> Request: Copy these lines word for word, beginning at the line that has "Give me the" and stopping after the line that has "538, 1258, 603]". Leave the pictures out.

> Input records:
☆ ☆ ☆
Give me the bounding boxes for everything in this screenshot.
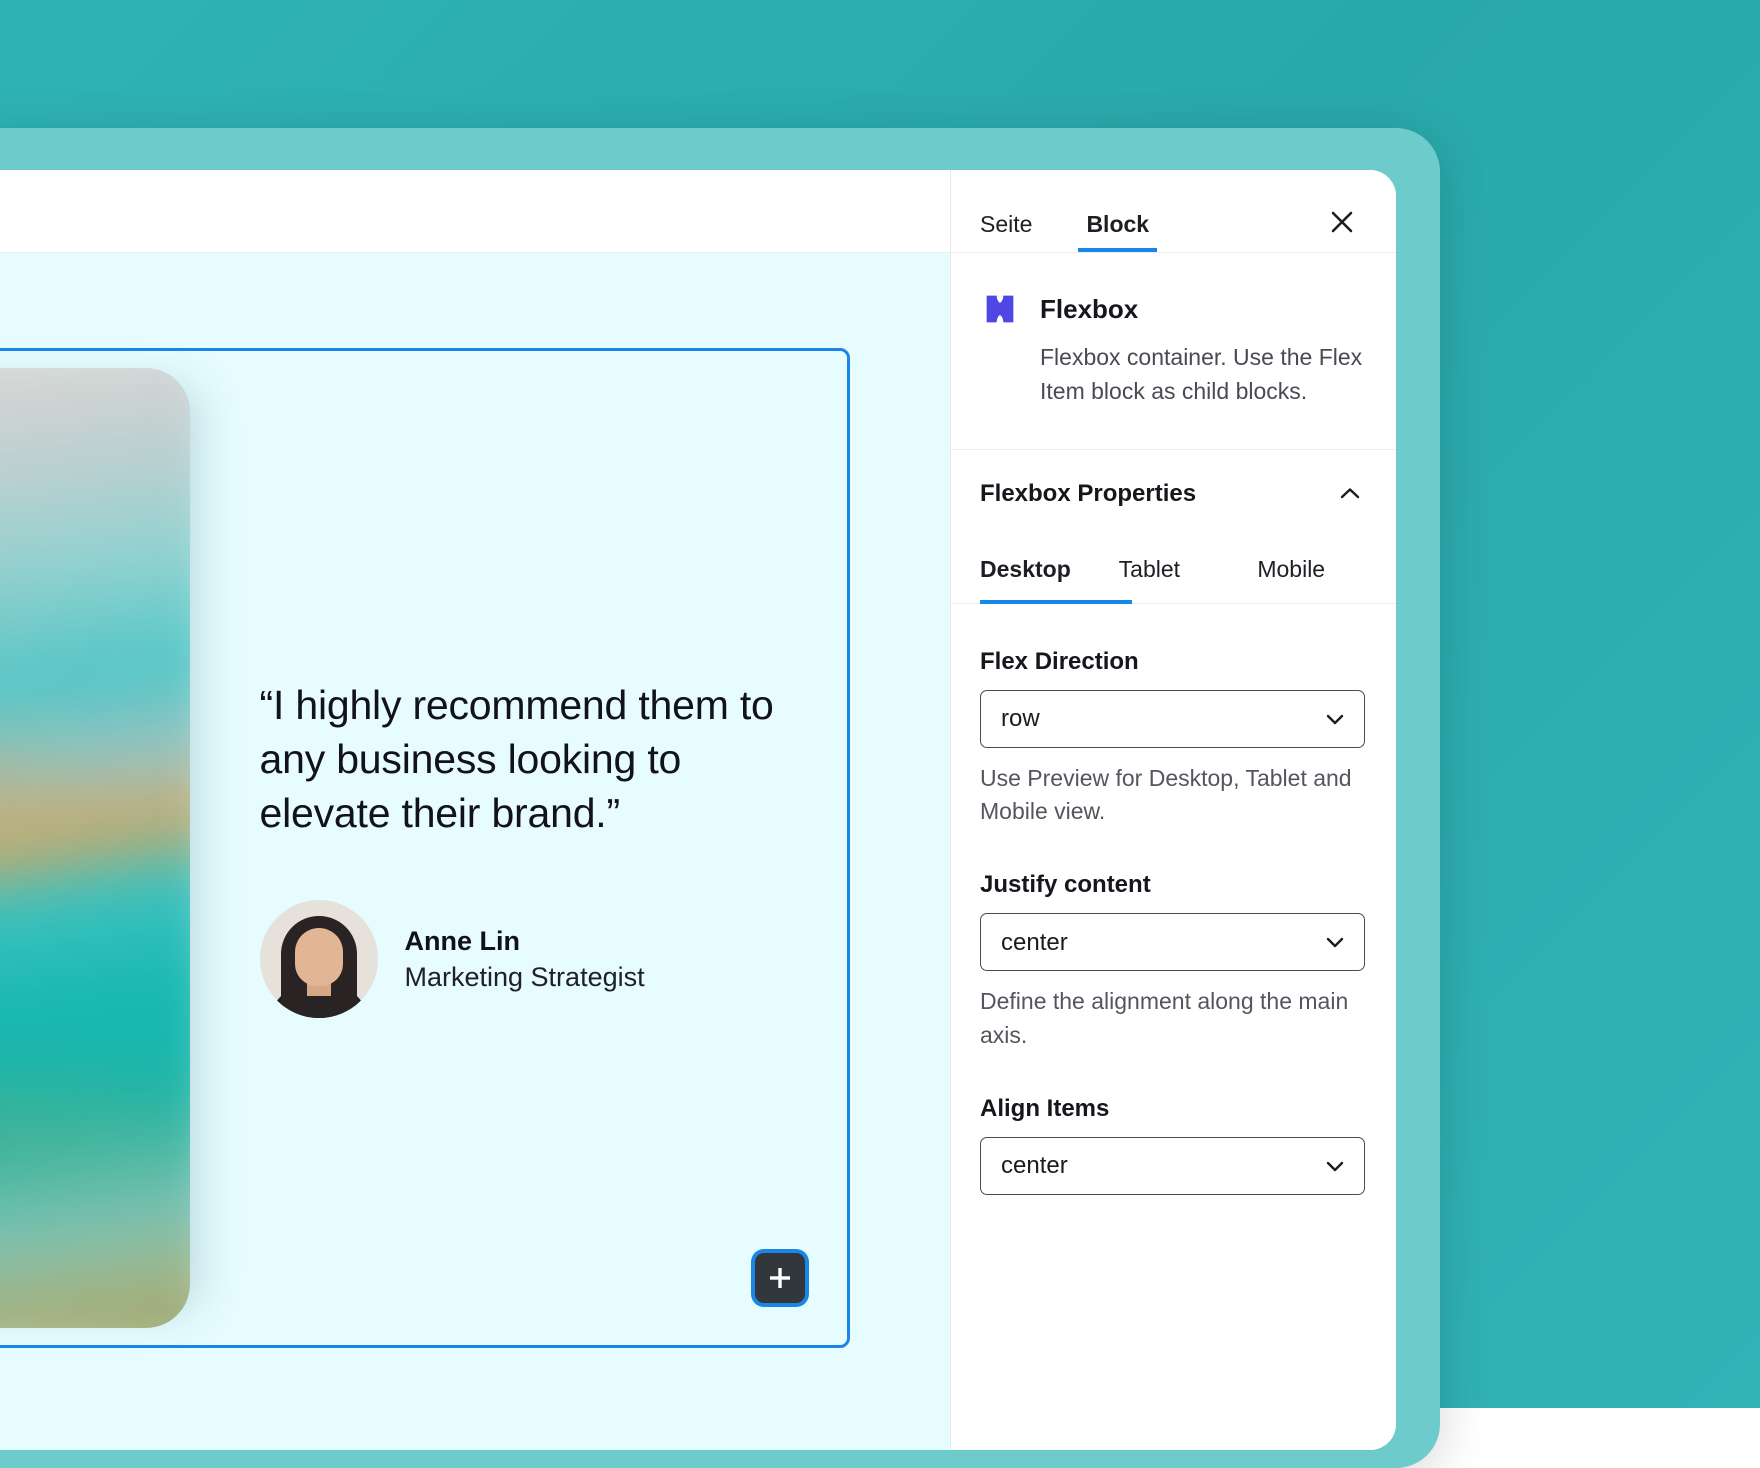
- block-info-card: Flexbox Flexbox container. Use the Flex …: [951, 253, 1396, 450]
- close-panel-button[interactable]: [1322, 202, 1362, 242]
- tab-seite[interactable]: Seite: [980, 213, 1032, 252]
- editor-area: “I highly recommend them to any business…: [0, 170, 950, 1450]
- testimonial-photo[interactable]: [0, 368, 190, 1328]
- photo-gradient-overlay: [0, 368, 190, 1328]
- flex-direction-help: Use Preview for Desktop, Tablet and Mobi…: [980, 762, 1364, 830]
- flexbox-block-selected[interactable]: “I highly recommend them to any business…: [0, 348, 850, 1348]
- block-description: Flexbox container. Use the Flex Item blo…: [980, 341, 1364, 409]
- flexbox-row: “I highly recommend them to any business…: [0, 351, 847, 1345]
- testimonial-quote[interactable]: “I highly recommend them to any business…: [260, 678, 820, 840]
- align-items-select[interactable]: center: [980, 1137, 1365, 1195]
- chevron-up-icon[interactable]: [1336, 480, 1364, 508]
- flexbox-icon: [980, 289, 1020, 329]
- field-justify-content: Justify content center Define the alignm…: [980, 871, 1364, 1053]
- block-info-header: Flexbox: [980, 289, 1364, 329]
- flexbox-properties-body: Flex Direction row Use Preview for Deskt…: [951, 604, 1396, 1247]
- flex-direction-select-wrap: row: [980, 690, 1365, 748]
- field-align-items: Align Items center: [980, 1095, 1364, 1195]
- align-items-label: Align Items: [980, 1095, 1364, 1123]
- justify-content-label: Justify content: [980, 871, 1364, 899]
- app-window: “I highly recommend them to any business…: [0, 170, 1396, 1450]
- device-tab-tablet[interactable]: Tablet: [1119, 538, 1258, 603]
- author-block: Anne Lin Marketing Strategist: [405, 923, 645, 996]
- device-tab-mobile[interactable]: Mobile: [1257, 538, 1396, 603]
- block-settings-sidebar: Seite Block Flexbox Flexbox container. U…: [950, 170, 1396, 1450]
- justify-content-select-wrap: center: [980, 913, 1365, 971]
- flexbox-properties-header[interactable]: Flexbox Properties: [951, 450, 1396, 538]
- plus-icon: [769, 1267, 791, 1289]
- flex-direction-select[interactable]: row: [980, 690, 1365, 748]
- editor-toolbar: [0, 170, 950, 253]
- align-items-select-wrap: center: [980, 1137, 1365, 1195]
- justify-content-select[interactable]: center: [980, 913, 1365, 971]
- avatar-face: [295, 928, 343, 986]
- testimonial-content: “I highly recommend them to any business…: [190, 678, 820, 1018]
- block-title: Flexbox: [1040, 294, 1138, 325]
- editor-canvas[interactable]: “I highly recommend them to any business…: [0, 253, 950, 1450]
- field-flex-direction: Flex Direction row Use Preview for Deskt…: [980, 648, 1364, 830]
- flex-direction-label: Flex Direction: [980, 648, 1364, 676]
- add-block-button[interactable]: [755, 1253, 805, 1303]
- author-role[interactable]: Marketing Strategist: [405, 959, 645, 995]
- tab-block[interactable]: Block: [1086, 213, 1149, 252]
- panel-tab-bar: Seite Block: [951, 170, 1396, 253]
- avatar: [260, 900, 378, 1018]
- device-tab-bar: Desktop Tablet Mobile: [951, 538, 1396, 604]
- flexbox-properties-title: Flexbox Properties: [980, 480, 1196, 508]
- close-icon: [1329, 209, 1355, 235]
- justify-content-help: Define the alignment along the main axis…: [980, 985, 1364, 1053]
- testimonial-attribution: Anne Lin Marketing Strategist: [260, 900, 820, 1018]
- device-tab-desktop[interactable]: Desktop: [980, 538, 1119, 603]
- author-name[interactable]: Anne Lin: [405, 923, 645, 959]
☆ ☆ ☆
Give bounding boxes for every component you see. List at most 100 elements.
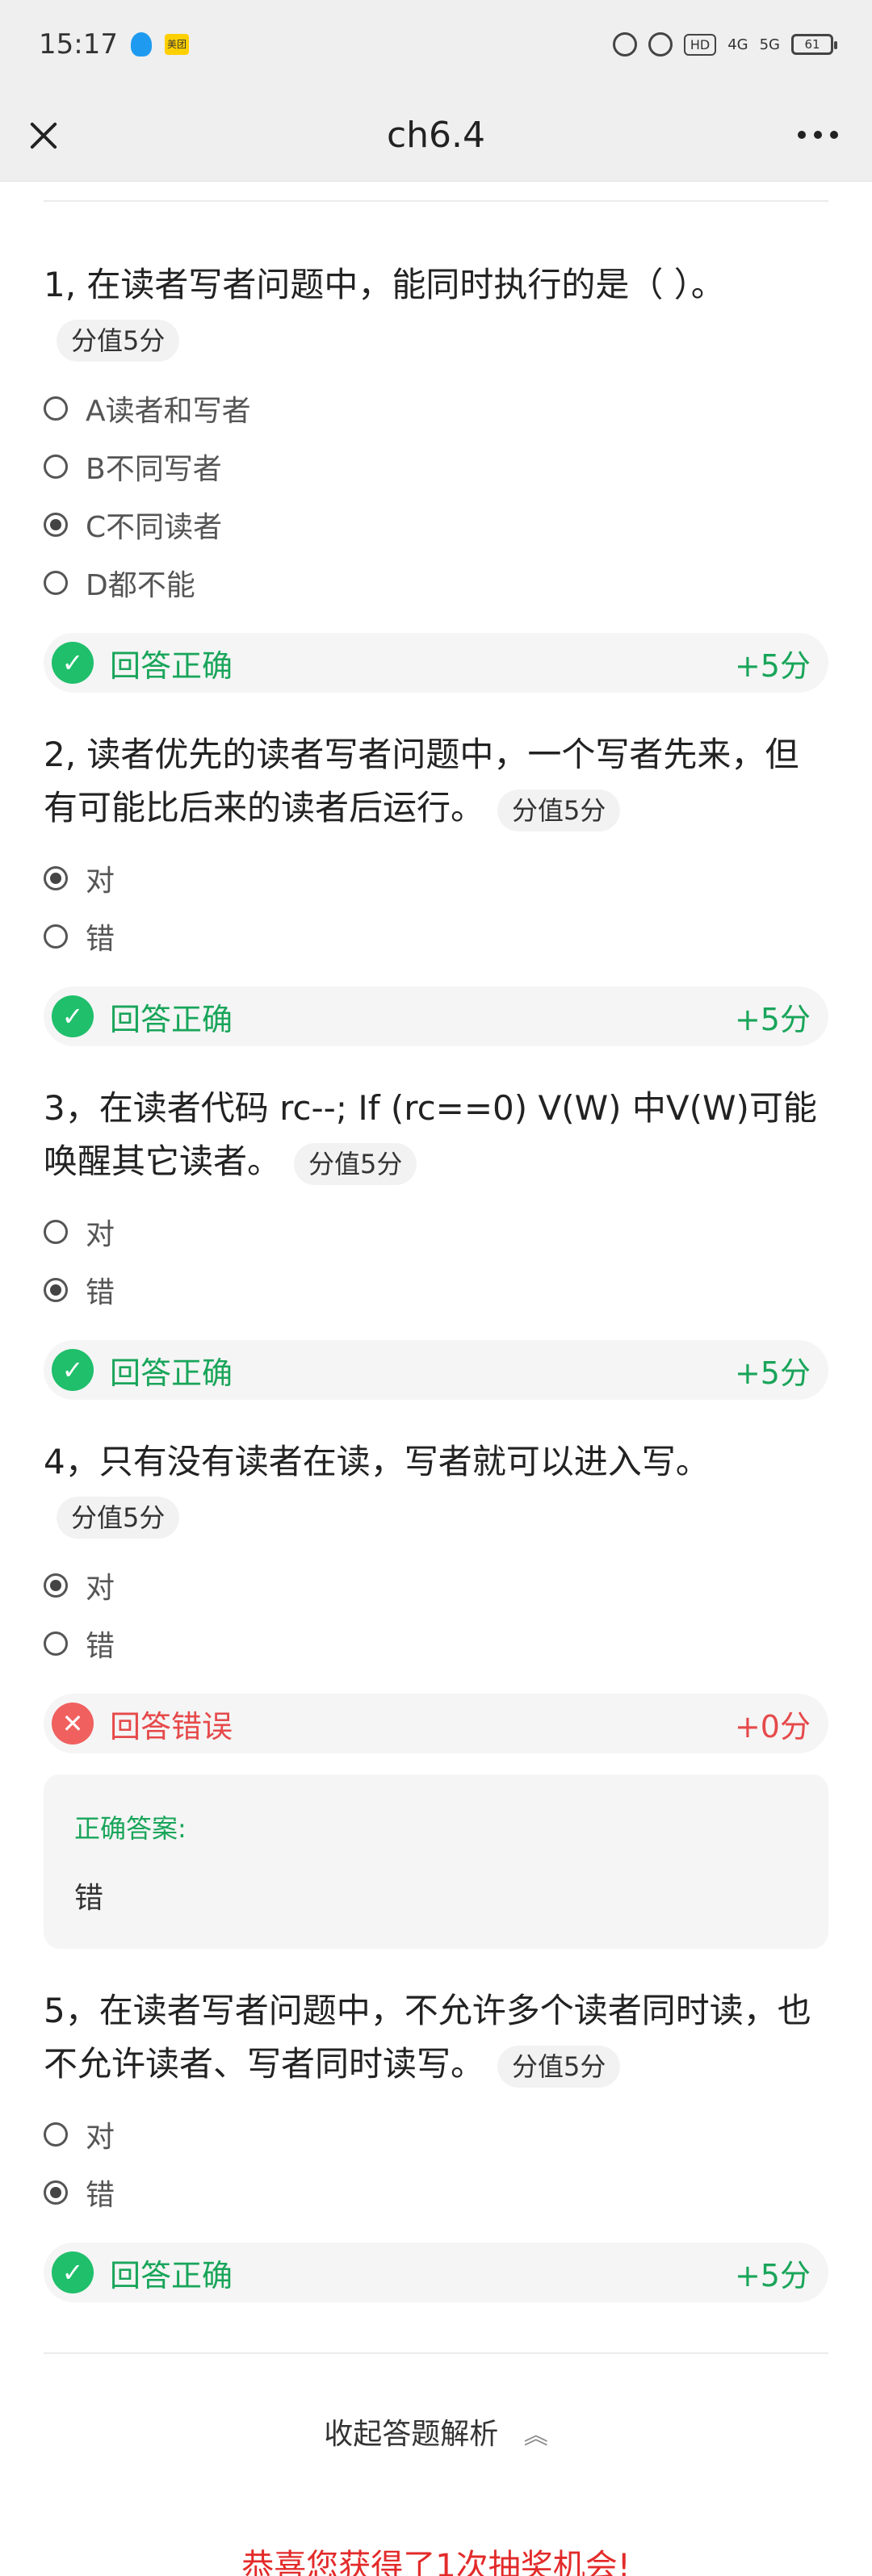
☆ ☆ ☆
> Complete answer:
Give me the bounding boxes for everything in this screenshot.
- block-info-card: Flexbox Flexbox container. Use the Flex …: [951, 253, 1396, 450]
- close-panel-button[interactable]: [1322, 202, 1362, 242]
- tab-seite[interactable]: Seite: [980, 213, 1032, 252]
- editor-area: “I highly recommend them to any business…: [0, 170, 950, 1450]
- testimonial-photo[interactable]: [0, 368, 190, 1328]
- photo-gradient-overlay: [0, 368, 190, 1328]
- flex-direction-help: Use Preview for Desktop, Tablet and Mobi…: [980, 762, 1364, 830]
- flexbox-block-selected[interactable]: “I highly recommend them to any business…: [0, 348, 850, 1348]
- block-description: Flexbox container. Use the Flex Item blo…: [980, 341, 1364, 409]
- flexbox-row: “I highly recommend them to any business…: [0, 351, 847, 1345]
- testimonial-quote[interactable]: “I highly recommend them to any business…: [260, 678, 820, 840]
- align-items-select[interactable]: center: [980, 1137, 1365, 1195]
- chevron-up-icon[interactable]: [1336, 480, 1364, 508]
- flexbox-icon: [980, 289, 1020, 329]
- field-justify-content: Justify content center Define the alignm…: [980, 871, 1364, 1053]
- block-info-header: Flexbox: [980, 289, 1364, 329]
- flexbox-properties-body: Flex Direction row Use Preview for Deskt…: [951, 604, 1396, 1247]
- flex-direction-select-wrap: row: [980, 690, 1365, 748]
- field-align-items: Align Items center: [980, 1095, 1364, 1195]
- align-items-label: Align Items: [980, 1095, 1364, 1123]
- justify-content-label: Justify content: [980, 871, 1364, 899]
- app-window: “I highly recommend them to any business…: [0, 170, 1396, 1450]
- device-tab-tablet[interactable]: Tablet: [1119, 538, 1258, 603]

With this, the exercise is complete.